-- begin RECORDS SHOWN --

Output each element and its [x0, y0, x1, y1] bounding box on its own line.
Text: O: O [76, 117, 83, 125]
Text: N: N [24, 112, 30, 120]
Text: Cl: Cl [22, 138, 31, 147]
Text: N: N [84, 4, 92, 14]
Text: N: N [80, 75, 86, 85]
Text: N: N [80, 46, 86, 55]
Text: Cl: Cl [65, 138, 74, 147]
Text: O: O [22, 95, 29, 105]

-- end RECORDS SHOWN --
-- begin RECORDS SHOWN --

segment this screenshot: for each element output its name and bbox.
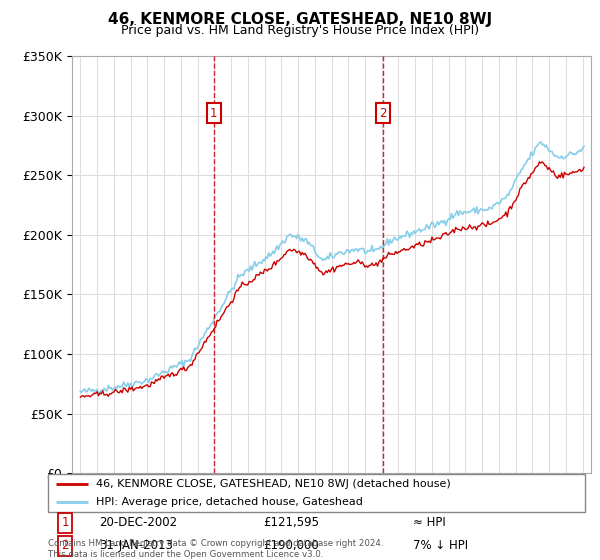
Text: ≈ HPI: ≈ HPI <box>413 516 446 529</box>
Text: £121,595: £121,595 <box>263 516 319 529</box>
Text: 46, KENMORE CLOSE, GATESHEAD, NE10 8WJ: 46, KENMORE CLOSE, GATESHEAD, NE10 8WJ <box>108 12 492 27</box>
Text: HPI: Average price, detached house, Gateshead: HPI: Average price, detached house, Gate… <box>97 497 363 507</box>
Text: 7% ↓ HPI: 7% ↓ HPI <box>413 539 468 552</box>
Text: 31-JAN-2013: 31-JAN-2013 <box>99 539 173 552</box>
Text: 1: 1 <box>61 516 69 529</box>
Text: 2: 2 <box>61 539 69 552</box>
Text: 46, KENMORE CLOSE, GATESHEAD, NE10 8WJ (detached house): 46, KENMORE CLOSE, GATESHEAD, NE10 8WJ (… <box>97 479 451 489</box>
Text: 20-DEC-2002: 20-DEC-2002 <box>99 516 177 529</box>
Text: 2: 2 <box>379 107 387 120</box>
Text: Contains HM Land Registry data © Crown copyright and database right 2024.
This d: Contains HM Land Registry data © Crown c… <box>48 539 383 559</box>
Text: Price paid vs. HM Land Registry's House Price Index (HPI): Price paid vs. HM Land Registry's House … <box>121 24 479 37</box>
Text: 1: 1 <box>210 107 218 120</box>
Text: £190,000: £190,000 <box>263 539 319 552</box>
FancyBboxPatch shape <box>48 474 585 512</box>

-- end RECORDS SHOWN --
-- begin RECORDS SHOWN --

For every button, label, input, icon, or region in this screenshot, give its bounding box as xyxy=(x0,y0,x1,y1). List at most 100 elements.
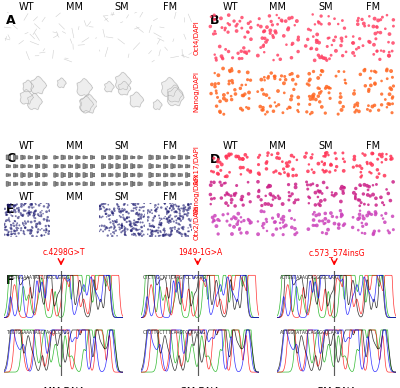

-- end RECORDS SHOWN --

TASK BRIEF. Reproduce the data from the line with "Output each element" up to and including the line with "Text: O: O [22, 95, 29, 105]", requests included, multiplying every bounding box coordinate in the answers by 2.4 and rounding to whole numbers, with halves rounded up. Leave all other lines unchanged.

EXPECTED OUTPUT.
Output each element and its [x0, y0, x1, y1] bounding box on its own line.
Text: O: O [182, 281, 199, 300]
Text: N: N [58, 269, 72, 288]
Text: Cl: Cl [53, 331, 74, 353]
Text: N: N [202, 10, 221, 34]
Text: N: N [192, 180, 206, 204]
Text: N: N [192, 110, 206, 132]
Text: Cl: Cl [156, 331, 178, 353]
Text: O: O [53, 228, 70, 252]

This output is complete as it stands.